Collection entries:
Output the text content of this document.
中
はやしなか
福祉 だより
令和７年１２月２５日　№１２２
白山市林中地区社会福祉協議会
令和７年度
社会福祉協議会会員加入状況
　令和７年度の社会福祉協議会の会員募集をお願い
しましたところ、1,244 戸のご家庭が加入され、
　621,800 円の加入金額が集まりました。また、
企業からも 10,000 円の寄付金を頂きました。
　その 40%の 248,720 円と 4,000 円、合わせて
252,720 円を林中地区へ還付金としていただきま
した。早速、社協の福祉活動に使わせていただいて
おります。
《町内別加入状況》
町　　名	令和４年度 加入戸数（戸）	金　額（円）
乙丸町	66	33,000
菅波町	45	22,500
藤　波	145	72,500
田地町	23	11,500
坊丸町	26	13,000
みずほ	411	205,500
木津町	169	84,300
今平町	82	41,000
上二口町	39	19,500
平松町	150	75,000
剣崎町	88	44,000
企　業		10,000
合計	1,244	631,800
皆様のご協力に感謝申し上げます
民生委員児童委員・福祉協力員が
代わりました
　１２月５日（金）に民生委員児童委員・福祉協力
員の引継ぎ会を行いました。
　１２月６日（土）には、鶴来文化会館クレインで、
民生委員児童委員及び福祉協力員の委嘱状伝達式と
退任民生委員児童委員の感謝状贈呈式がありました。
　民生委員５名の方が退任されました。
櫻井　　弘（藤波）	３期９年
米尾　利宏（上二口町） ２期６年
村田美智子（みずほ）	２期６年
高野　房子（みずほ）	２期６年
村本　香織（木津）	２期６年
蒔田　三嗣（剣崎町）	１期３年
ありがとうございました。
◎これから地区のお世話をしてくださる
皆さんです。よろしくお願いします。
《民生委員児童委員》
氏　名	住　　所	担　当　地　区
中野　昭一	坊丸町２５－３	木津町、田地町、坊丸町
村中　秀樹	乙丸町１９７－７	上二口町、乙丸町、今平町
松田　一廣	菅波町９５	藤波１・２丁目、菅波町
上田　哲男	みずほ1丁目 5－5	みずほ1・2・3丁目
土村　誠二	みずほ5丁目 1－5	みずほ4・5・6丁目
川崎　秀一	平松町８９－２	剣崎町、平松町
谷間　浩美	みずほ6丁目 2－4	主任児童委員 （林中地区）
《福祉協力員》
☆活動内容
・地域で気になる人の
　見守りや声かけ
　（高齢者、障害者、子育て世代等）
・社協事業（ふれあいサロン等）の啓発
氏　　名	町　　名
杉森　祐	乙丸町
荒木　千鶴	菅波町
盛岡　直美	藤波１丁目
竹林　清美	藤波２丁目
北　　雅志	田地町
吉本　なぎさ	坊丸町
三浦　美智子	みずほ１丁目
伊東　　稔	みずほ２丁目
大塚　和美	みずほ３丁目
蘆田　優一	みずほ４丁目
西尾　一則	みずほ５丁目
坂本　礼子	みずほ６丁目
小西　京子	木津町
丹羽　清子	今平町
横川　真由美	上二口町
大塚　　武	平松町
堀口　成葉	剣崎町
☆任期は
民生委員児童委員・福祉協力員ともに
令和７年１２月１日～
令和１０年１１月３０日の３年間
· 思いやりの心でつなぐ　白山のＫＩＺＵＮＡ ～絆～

- _Short task_: Reproduce every line of the data verbatim.

- _Output for this task_:
Output the text content of this document.
中
はやしなか
福祉 だより
令和７年１２月２５日　№１２２
白山市林中地区社会福祉協議会
令和７年度
社会福祉協議会会員加入状況
　令和７年度の社会福祉協議会の会員募集をお願い
しましたところ、1,244 戸のご家庭が加入され、
　621,800 円の加入金額が集まりました。また、
企業からも 10,000 円の寄付金を頂きました。
　その 40%の 248,720 円と 4,000 円、合わせて
252,720 円を林中地区へ還付金としていただきま
した。早速、社協の福祉活動に使わせていただいて
おります。
《町内別加入状況》
町　　名	令和４年度 加入戸数（戸）	金　額（円）
乙丸町	66	33,000
菅波町	45	22,500
藤　波	145	72,500
田地町	23	11,500
坊丸町	26	13,000
みずほ	411	205,500
木津町	169	84,300
今平町	82	41,000
上二口町	39	19,500
平松町	150	75,000
剣崎町	88	44,000
企　業		10,000
合計	1,244	631,800
皆様のご協力に感謝申し上げます
民生委員児童委員・福祉協力員が
代わりました
　１２月５日（金）に民生委員児童委員・福祉協力
員の引継ぎ会を行いました。
　１２月６日（土）には、鶴来文化会館クレインで、
民生委員児童委員及び福祉協力員の委嘱状伝達式と
退任民生委員児童委員の感謝状贈呈式がありました。
　民生委員５名の方が退任されました。
櫻井　　弘（藤波）	３期９年
米尾　利宏（上二口町） ２期６年
村田美智子（みずほ）	２期６年
高野　房子（みずほ）	２期６年
村本　香織（木津）	２期６年
蒔田　三嗣（剣崎町）	１期３年
ありがとうございました。
◎これから地区のお世話をしてくださる
皆さんです。よろしくお願いします。
《民生委員児童委員》
氏　名	住　　所	担　当　地　区
中野　昭一	坊丸町２５－３	木津町、田地町、坊丸町
村中　秀樹	乙丸町１９７－７	上二口町、乙丸町、今平町
松田　一廣	菅波町９５	藤波１・２丁目、菅波町
上田　哲男	みずほ1丁目 5－5	みずほ1・2・3丁目
土村　誠二	みずほ5丁目 1－5	みずほ4・5・6丁目
川崎　秀一	平松町８９－２	剣崎町、平松町
谷間　浩美	みずほ6丁目 2－4	主任児童委員 （林中地区）
《福祉協力員》
☆活動内容
・地域で気になる人の
　見守りや声かけ
　（高齢者、障害者、子育て世代等）
・社協事業（ふれあいサロン等）の啓発
氏　　名	町　　名
杉森　祐	乙丸町
荒木　千鶴	菅波町
盛岡　直美	藤波１丁目
竹林　清美	藤波２丁目
北　　雅志	田地町
吉本　なぎさ	坊丸町
三浦　美智子	みずほ１丁目
伊東　　稔	みずほ２丁目
大塚　和美	みずほ３丁目
蘆田　優一	みずほ４丁目
西尾　一則	みずほ５丁目
坂本　礼子	みずほ６丁目
小西　京子	木津町
丹羽　清子	今平町
横川　真由美	上二口町
大塚　　武	平松町
堀口　成葉	剣崎町
☆任期は
民生委員児童委員・福祉協力員ともに
令和７年１２月１日～
令和１０年１１月３０日の３年間
· 思いやりの心でつなぐ　白山のＫＩＺＵＮＡ ～絆～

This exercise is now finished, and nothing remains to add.